* **DATASET EXCERPTS**:
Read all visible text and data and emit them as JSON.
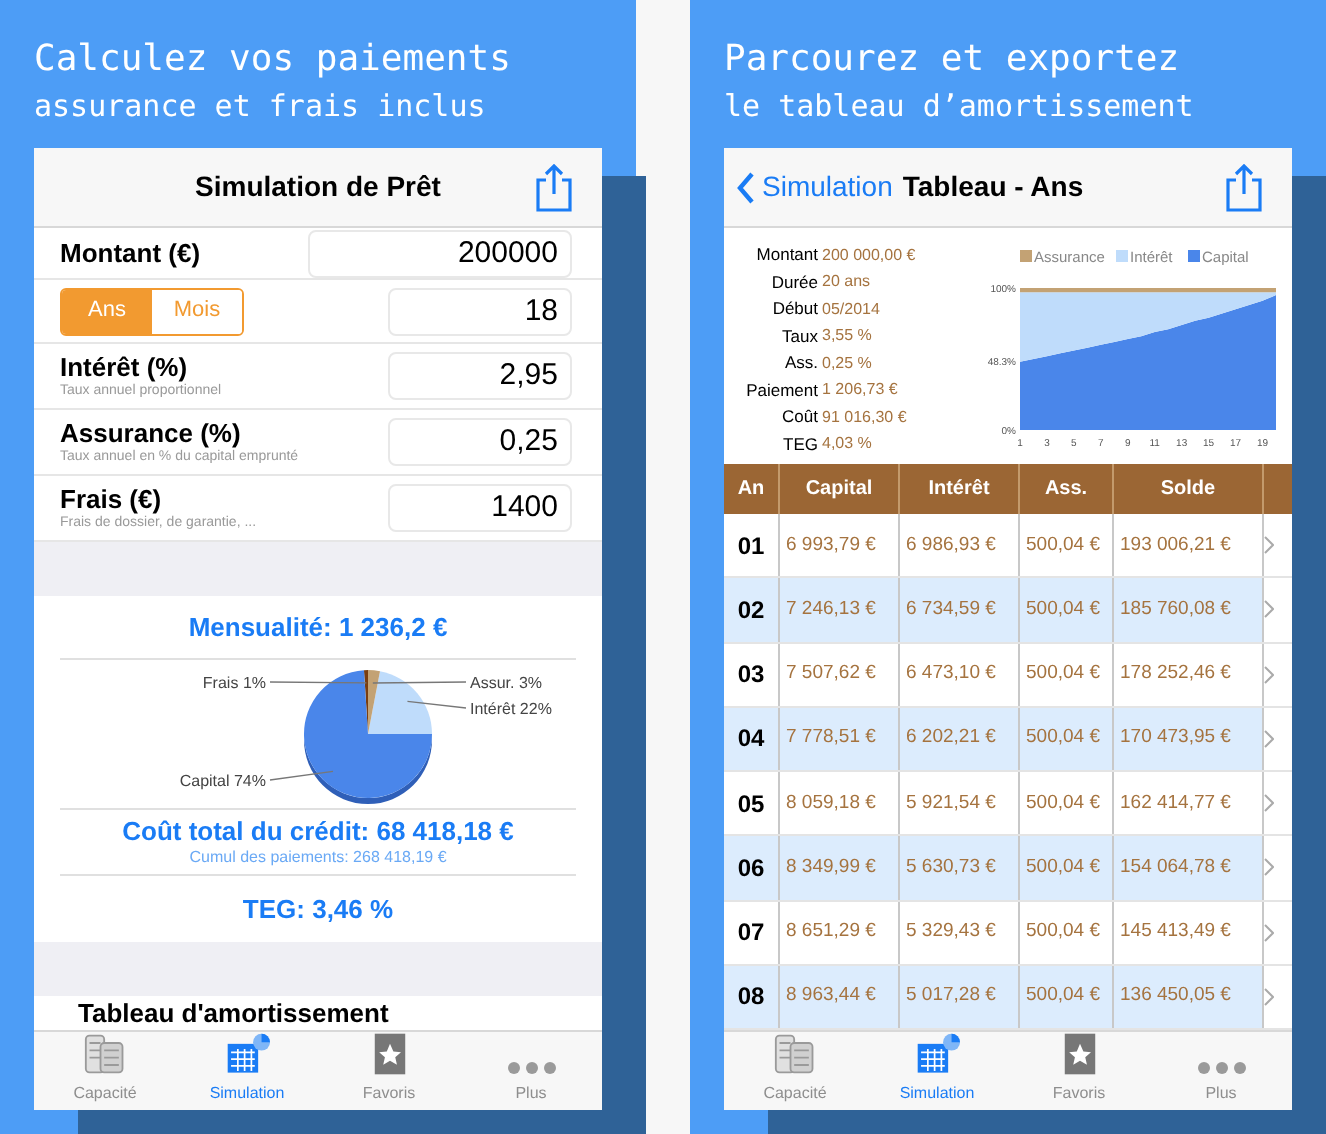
{
  "simulation_screen": {
    "headline": "Calculez vos paiements",
    "subheadline": "assurance et frais inclus",
    "nav_title": "Simulation de Prêt",
    "fields": [
      {
        "kind": "input",
        "label": "Montant (€)",
        "value": "200000"
      },
      {
        "kind": "segmented",
        "segments": [
          {
            "label": "Ans",
            "selected": true
          },
          {
            "label": "Mois",
            "selected": false
          }
        ],
        "value": "18"
      },
      {
        "kind": "input",
        "label": "Intérêt (%)",
        "hint": "Taux annuel proportionnel",
        "value": "2,95"
      },
      {
        "kind": "input",
        "label": "Assurance (%)",
        "hint": "Taux annuel en % du capital emprunté",
        "value": "0,25"
      },
      {
        "kind": "input",
        "label": "Frais (€)",
        "hint": "Frais de dossier, de garantie, ...",
        "value": "1400"
      }
    ],
    "monthly_payment": "Mensualité: 1 236,2 €",
    "chart_data": {
      "type": "pie",
      "categories": [
        "Intérêt",
        "Assur.",
        "Frais",
        "Capital"
      ],
      "values": [
        22,
        3,
        1,
        74
      ],
      "value_labels": [
        "22%",
        "3%",
        "1%",
        "74%"
      ],
      "data_labels": true,
      "colors": [
        "#bfdcfb",
        "#c3a274",
        "#7a3e10",
        "#4a86ea"
      ]
    },
    "total_cost": "Coût total du crédit: 68 418,18 €",
    "cumulative_payments": "Cumul des paiements: 268 418,19 €",
    "teg": "TEG: 3,46 %",
    "table_link": "Tableau d'amortissement",
    "tab_bar": [
      {
        "label": "Capacité",
        "selected": false
      },
      {
        "label": "Simulation",
        "selected": true
      },
      {
        "label": "Favoris",
        "selected": false
      },
      {
        "label": "Plus",
        "selected": false
      }
    ]
  },
  "table_screen": {
    "headline": "Parcourez et exportez",
    "subheadline": "le tableau d’amortissement",
    "back": "Simulation",
    "nav_title": "Tableau - Ans",
    "summary": [
      {
        "label": "Montant",
        "value": "200 000,00 €"
      },
      {
        "label": "Durée",
        "value": "20 ans"
      },
      {
        "label": "Début",
        "value": "05/2014"
      },
      {
        "label": "Taux",
        "value": "3,55 %"
      },
      {
        "label": "Ass.",
        "value": "0,25 %"
      },
      {
        "label": "Paiement",
        "value": "1 206,73 €"
      },
      {
        "label": "Coût",
        "value": "91 016,30 €"
      },
      {
        "label": "TEG",
        "value": "4,03 %"
      }
    ],
    "chart_data": {
      "type": "area",
      "stacked": true,
      "x": [
        1,
        2,
        3,
        4,
        5,
        6,
        7,
        8,
        9,
        10,
        11,
        12,
        13,
        14,
        15,
        16,
        17,
        18,
        19,
        20
      ],
      "legend": "top",
      "xticks": [
        1,
        3,
        5,
        7,
        9,
        11,
        13,
        15,
        17,
        19
      ],
      "xlim": [
        1,
        20
      ],
      "ylim": [
        0,
        100
      ],
      "yticks": [
        {
          "value": 0,
          "label": "0%"
        },
        {
          "value": 48.3,
          "label": "48.3%"
        },
        {
          "value": 100,
          "label": "100%"
        }
      ],
      "series": [
        {
          "name": "Capital",
          "color": "#4a86ea",
          "values": [
            48,
            50,
            52,
            54,
            56,
            58,
            60,
            62,
            64,
            66,
            69,
            71,
            74,
            77,
            79,
            82,
            85,
            88,
            91,
            95
          ]
        },
        {
          "name": "Intérêt",
          "color": "#bfdcfb",
          "values": [
            49,
            47,
            45,
            43,
            41,
            39,
            37,
            35,
            33,
            31,
            28,
            26,
            23,
            20,
            18,
            15,
            12,
            9,
            6,
            2
          ]
        },
        {
          "name": "Assurance",
          "color": "#c3a274",
          "values": [
            3,
            3,
            3,
            3,
            3,
            3,
            3,
            3,
            3,
            3,
            3,
            3,
            3,
            3,
            3,
            3,
            3,
            3,
            3,
            3
          ]
        }
      ]
    },
    "table": {
      "columns": [
        "An",
        "Capital",
        "Intérêt",
        "Ass.",
        "Solde"
      ],
      "rows": [
        [
          "01",
          "6 993,79 €",
          "6 986,93 €",
          "500,04 €",
          "193 006,21 €"
        ],
        [
          "02",
          "7 246,13 €",
          "6 734,59 €",
          "500,04 €",
          "185 760,08 €"
        ],
        [
          "03",
          "7 507,62 €",
          "6 473,10 €",
          "500,04 €",
          "178 252,46 €"
        ],
        [
          "04",
          "7 778,51 €",
          "6 202,21 €",
          "500,04 €",
          "170 473,95 €"
        ],
        [
          "05",
          "8 059,18 €",
          "5 921,54 €",
          "500,04 €",
          "162 414,77 €"
        ],
        [
          "06",
          "8 349,99 €",
          "5 630,73 €",
          "500,04 €",
          "154 064,78 €"
        ],
        [
          "07",
          "8 651,29 €",
          "5 329,43 €",
          "500,04 €",
          "145 413,49 €"
        ],
        [
          "08",
          "8 963,44 €",
          "5 017,28 €",
          "500,04 €",
          "136 450,05 €"
        ]
      ]
    },
    "tab_bar": [
      {
        "label": "Capacité",
        "selected": false
      },
      {
        "label": "Simulation",
        "selected": true
      },
      {
        "label": "Favoris",
        "selected": false
      },
      {
        "label": "Plus",
        "selected": false
      }
    ]
  }
}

* **WHAT YOU SHOULD DO**: All of the data above should be quoted exactly, except for the pictures.

* **RESULT OF THIS EXERCISE**:
Read all visible text and data and emit them as JSON.
{
  "simulation_screen": {
    "headline": "Calculez vos paiements",
    "subheadline": "assurance et frais inclus",
    "nav_title": "Simulation de Prêt",
    "fields": [
      {
        "kind": "input",
        "label": "Montant (€)",
        "value": "200000"
      },
      {
        "kind": "segmented",
        "segments": [
          {
            "label": "Ans",
            "selected": true
          },
          {
            "label": "Mois",
            "selected": false
          }
        ],
        "value": "18"
      },
      {
        "kind": "input",
        "label": "Intérêt (%)",
        "hint": "Taux annuel proportionnel",
        "value": "2,95"
      },
      {
        "kind": "input",
        "label": "Assurance (%)",
        "hint": "Taux annuel en % du capital emprunté",
        "value": "0,25"
      },
      {
        "kind": "input",
        "label": "Frais (€)",
        "hint": "Frais de dossier, de garantie, ...",
        "value": "1400"
      }
    ],
    "monthly_payment": "Mensualité: 1 236,2 €",
    "chart_data": {
      "type": "pie",
      "categories": [
        "Intérêt",
        "Assur.",
        "Frais",
        "Capital"
      ],
      "values": [
        22,
        3,
        1,
        74
      ],
      "value_labels": [
        "22%",
        "3%",
        "1%",
        "74%"
      ],
      "data_labels": true,
      "colors": [
        "#bfdcfb",
        "#c3a274",
        "#7a3e10",
        "#4a86ea"
      ]
    },
    "total_cost": "Coût total du crédit: 68 418,18 €",
    "cumulative_payments": "Cumul des paiements: 268 418,19 €",
    "teg": "TEG: 3,46 %",
    "table_link": "Tableau d'amortissement",
    "tab_bar": [
      {
        "label": "Capacité",
        "selected": false
      },
      {
        "label": "Simulation",
        "selected": true
      },
      {
        "label": "Favoris",
        "selected": false
      },
      {
        "label": "Plus",
        "selected": false
      }
    ]
  },
  "table_screen": {
    "headline": "Parcourez et exportez",
    "subheadline": "le tableau d’amortissement",
    "back": "Simulation",
    "nav_title": "Tableau - Ans",
    "summary": [
      {
        "label": "Montant",
        "value": "200 000,00 €"
      },
      {
        "label": "Durée",
        "value": "20 ans"
      },
      {
        "label": "Début",
        "value": "05/2014"
      },
      {
        "label": "Taux",
        "value": "3,55 %"
      },
      {
        "label": "Ass.",
        "value": "0,25 %"
      },
      {
        "label": "Paiement",
        "value": "1 206,73 €"
      },
      {
        "label": "Coût",
        "value": "91 016,30 €"
      },
      {
        "label": "TEG",
        "value": "4,03 %"
      }
    ],
    "chart_data": {
      "type": "area",
      "stacked": true,
      "x": [
        1,
        2,
        3,
        4,
        5,
        6,
        7,
        8,
        9,
        10,
        11,
        12,
        13,
        14,
        15,
        16,
        17,
        18,
        19,
        20
      ],
      "legend": "top",
      "xticks": [
        1,
        3,
        5,
        7,
        9,
        11,
        13,
        15,
        17,
        19
      ],
      "xlim": [
        1,
        20
      ],
      "ylim": [
        0,
        100
      ],
      "yticks": [
        {
          "value": 0,
          "label": "0%"
        },
        {
          "value": 48.3,
          "label": "48.3%"
        },
        {
          "value": 100,
          "label": "100%"
        }
      ],
      "series": [
        {
          "name": "Capital",
          "color": "#4a86ea",
          "values": [
            48,
            50,
            52,
            54,
            56,
            58,
            60,
            62,
            64,
            66,
            69,
            71,
            74,
            77,
            79,
            82,
            85,
            88,
            91,
            95
          ]
        },
        {
          "name": "Intérêt",
          "color": "#bfdcfb",
          "values": [
            49,
            47,
            45,
            43,
            41,
            39,
            37,
            35,
            33,
            31,
            28,
            26,
            23,
            20,
            18,
            15,
            12,
            9,
            6,
            2
          ]
        },
        {
          "name": "Assurance",
          "color": "#c3a274",
          "values": [
            3,
            3,
            3,
            3,
            3,
            3,
            3,
            3,
            3,
            3,
            3,
            3,
            3,
            3,
            3,
            3,
            3,
            3,
            3,
            3
          ]
        }
      ]
    },
    "table": {
      "columns": [
        "An",
        "Capital",
        "Intérêt",
        "Ass.",
        "Solde"
      ],
      "rows": [
        [
          "01",
          "6 993,79 €",
          "6 986,93 €",
          "500,04 €",
          "193 006,21 €"
        ],
        [
          "02",
          "7 246,13 €",
          "6 734,59 €",
          "500,04 €",
          "185 760,08 €"
        ],
        [
          "03",
          "7 507,62 €",
          "6 473,10 €",
          "500,04 €",
          "178 252,46 €"
        ],
        [
          "04",
          "7 778,51 €",
          "6 202,21 €",
          "500,04 €",
          "170 473,95 €"
        ],
        [
          "05",
          "8 059,18 €",
          "5 921,54 €",
          "500,04 €",
          "162 414,77 €"
        ],
        [
          "06",
          "8 349,99 €",
          "5 630,73 €",
          "500,04 €",
          "154 064,78 €"
        ],
        [
          "07",
          "8 651,29 €",
          "5 329,43 €",
          "500,04 €",
          "145 413,49 €"
        ],
        [
          "08",
          "8 963,44 €",
          "5 017,28 €",
          "500,04 €",
          "136 450,05 €"
        ]
      ]
    },
    "tab_bar": [
      {
        "label": "Capacité",
        "selected": false
      },
      {
        "label": "Simulation",
        "selected": true
      },
      {
        "label": "Favoris",
        "selected": false
      },
      {
        "label": "Plus",
        "selected": false
      }
    ]
  }
}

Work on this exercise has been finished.